>> start

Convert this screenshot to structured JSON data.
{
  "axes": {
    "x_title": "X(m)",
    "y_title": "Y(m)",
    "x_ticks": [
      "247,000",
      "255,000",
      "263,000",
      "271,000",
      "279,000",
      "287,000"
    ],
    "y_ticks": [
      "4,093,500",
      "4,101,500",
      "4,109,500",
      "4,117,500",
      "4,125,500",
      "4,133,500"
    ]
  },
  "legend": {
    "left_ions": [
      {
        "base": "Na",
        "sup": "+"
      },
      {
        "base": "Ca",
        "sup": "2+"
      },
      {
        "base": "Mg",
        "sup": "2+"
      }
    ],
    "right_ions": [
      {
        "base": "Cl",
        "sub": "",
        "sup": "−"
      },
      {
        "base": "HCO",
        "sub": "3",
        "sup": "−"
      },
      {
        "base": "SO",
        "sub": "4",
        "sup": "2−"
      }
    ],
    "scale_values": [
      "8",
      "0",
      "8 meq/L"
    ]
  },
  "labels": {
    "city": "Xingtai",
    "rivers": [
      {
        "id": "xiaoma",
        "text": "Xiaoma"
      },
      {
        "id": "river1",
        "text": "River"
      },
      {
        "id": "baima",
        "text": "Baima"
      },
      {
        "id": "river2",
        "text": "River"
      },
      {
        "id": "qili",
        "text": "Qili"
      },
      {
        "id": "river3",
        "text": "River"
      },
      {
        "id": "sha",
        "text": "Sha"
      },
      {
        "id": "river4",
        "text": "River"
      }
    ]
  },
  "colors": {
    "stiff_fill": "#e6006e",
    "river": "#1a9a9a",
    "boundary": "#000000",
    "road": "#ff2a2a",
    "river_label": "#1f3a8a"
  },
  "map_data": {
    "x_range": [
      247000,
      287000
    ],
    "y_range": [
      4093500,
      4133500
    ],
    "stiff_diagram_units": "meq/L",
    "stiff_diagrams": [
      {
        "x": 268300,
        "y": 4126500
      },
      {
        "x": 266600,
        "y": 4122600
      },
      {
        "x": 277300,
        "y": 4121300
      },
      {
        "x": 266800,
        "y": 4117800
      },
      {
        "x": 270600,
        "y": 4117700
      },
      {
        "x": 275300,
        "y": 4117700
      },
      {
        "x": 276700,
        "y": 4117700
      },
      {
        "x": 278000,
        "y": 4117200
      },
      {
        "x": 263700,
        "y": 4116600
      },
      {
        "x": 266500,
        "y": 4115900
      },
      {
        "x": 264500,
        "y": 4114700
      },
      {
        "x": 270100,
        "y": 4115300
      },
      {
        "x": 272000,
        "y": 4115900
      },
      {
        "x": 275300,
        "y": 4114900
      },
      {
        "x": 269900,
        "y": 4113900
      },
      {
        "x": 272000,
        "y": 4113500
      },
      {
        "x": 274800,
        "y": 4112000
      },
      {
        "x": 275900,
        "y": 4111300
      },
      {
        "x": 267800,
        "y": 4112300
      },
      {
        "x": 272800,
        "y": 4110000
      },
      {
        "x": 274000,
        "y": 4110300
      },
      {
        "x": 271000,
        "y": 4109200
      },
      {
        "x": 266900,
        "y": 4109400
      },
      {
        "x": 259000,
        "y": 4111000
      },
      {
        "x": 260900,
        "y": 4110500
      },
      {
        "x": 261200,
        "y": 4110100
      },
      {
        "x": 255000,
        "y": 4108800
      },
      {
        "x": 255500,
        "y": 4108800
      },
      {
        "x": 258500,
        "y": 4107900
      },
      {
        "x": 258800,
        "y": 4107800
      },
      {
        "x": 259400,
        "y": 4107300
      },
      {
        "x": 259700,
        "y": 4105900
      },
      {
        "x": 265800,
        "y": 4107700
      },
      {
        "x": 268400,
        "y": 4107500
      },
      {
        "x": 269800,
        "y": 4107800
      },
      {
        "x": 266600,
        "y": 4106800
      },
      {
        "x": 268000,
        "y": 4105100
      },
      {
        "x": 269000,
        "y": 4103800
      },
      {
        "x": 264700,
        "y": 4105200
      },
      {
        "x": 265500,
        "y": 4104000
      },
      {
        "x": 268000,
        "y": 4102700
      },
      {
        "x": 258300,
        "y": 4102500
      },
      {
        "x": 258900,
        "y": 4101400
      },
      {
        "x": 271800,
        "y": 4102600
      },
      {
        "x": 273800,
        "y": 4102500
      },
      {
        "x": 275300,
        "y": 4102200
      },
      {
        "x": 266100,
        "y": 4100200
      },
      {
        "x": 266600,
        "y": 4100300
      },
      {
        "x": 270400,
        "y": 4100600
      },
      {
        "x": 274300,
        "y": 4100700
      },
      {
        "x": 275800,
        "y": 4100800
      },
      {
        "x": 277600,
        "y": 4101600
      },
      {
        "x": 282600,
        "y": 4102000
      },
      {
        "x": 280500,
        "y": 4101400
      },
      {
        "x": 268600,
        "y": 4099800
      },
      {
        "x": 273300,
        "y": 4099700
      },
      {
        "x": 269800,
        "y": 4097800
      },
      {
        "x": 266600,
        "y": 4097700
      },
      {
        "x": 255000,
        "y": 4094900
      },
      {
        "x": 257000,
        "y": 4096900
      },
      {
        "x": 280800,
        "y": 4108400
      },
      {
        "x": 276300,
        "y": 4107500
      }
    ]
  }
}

>> end

» Task instructions
Quote every line of the data, word for word.

» Answer to the exercise
Convert this screenshot to structured JSON data.
{
  "axes": {
    "x_title": "X(m)",
    "y_title": "Y(m)",
    "x_ticks": [
      "247,000",
      "255,000",
      "263,000",
      "271,000",
      "279,000",
      "287,000"
    ],
    "y_ticks": [
      "4,093,500",
      "4,101,500",
      "4,109,500",
      "4,117,500",
      "4,125,500",
      "4,133,500"
    ]
  },
  "legend": {
    "left_ions": [
      {
        "base": "Na",
        "sup": "+"
      },
      {
        "base": "Ca",
        "sup": "2+"
      },
      {
        "base": "Mg",
        "sup": "2+"
      }
    ],
    "right_ions": [
      {
        "base": "Cl",
        "sub": "",
        "sup": "−"
      },
      {
        "base": "HCO",
        "sub": "3",
        "sup": "−"
      },
      {
        "base": "SO",
        "sub": "4",
        "sup": "2−"
      }
    ],
    "scale_values": [
      "8",
      "0",
      "8 meq/L"
    ]
  },
  "labels": {
    "city": "Xingtai",
    "rivers": [
      {
        "id": "xiaoma",
        "text": "Xiaoma"
      },
      {
        "id": "river1",
        "text": "River"
      },
      {
        "id": "baima",
        "text": "Baima"
      },
      {
        "id": "river2",
        "text": "River"
      },
      {
        "id": "qili",
        "text": "Qili"
      },
      {
        "id": "river3",
        "text": "River"
      },
      {
        "id": "sha",
        "text": "Sha"
      },
      {
        "id": "river4",
        "text": "River"
      }
    ]
  },
  "colors": {
    "stiff_fill": "#e6006e",
    "river": "#1a9a9a",
    "boundary": "#000000",
    "road": "#ff2a2a",
    "river_label": "#1f3a8a"
  },
  "map_data": {
    "x_range": [
      247000,
      287000
    ],
    "y_range": [
      4093500,
      4133500
    ],
    "stiff_diagram_units": "meq/L",
    "stiff_diagrams": [
      {
        "x": 268300,
        "y": 4126500
      },
      {
        "x": 266600,
        "y": 4122600
      },
      {
        "x": 277300,
        "y": 4121300
      },
      {
        "x": 266800,
        "y": 4117800
      },
      {
        "x": 270600,
        "y": 4117700
      },
      {
        "x": 275300,
        "y": 4117700
      },
      {
        "x": 276700,
        "y": 4117700
      },
      {
        "x": 278000,
        "y": 4117200
      },
      {
        "x": 263700,
        "y": 4116600
      },
      {
        "x": 266500,
        "y": 4115900
      },
      {
        "x": 264500,
        "y": 4114700
      },
      {
        "x": 270100,
        "y": 4115300
      },
      {
        "x": 272000,
        "y": 4115900
      },
      {
        "x": 275300,
        "y": 4114900
      },
      {
        "x": 269900,
        "y": 4113900
      },
      {
        "x": 272000,
        "y": 4113500
      },
      {
        "x": 274800,
        "y": 4112000
      },
      {
        "x": 275900,
        "y": 4111300
      },
      {
        "x": 267800,
        "y": 4112300
      },
      {
        "x": 272800,
        "y": 4110000
      },
      {
        "x": 274000,
        "y": 4110300
      },
      {
        "x": 271000,
        "y": 4109200
      },
      {
        "x": 266900,
        "y": 4109400
      },
      {
        "x": 259000,
        "y": 4111000
      },
      {
        "x": 260900,
        "y": 4110500
      },
      {
        "x": 261200,
        "y": 4110100
      },
      {
        "x": 255000,
        "y": 4108800
      },
      {
        "x": 255500,
        "y": 4108800
      },
      {
        "x": 258500,
        "y": 4107900
      },
      {
        "x": 258800,
        "y": 4107800
      },
      {
        "x": 259400,
        "y": 4107300
      },
      {
        "x": 259700,
        "y": 4105900
      },
      {
        "x": 265800,
        "y": 4107700
      },
      {
        "x": 268400,
        "y": 4107500
      },
      {
        "x": 269800,
        "y": 4107800
      },
      {
        "x": 266600,
        "y": 4106800
      },
      {
        "x": 268000,
        "y": 4105100
      },
      {
        "x": 269000,
        "y": 4103800
      },
      {
        "x": 264700,
        "y": 4105200
      },
      {
        "x": 265500,
        "y": 4104000
      },
      {
        "x": 268000,
        "y": 4102700
      },
      {
        "x": 258300,
        "y": 4102500
      },
      {
        "x": 258900,
        "y": 4101400
      },
      {
        "x": 271800,
        "y": 4102600
      },
      {
        "x": 273800,
        "y": 4102500
      },
      {
        "x": 275300,
        "y": 4102200
      },
      {
        "x": 266100,
        "y": 4100200
      },
      {
        "x": 266600,
        "y": 4100300
      },
      {
        "x": 270400,
        "y": 4100600
      },
      {
        "x": 274300,
        "y": 4100700
      },
      {
        "x": 275800,
        "y": 4100800
      },
      {
        "x": 277600,
        "y": 4101600
      },
      {
        "x": 282600,
        "y": 4102000
      },
      {
        "x": 280500,
        "y": 4101400
      },
      {
        "x": 268600,
        "y": 4099800
      },
      {
        "x": 273300,
        "y": 4099700
      },
      {
        "x": 269800,
        "y": 4097800
      },
      {
        "x": 266600,
        "y": 4097700
      },
      {
        "x": 255000,
        "y": 4094900
      },
      {
        "x": 257000,
        "y": 4096900
      },
      {
        "x": 280800,
        "y": 4108400
      },
      {
        "x": 276300,
        "y": 4107500
      }
    ]
  }
}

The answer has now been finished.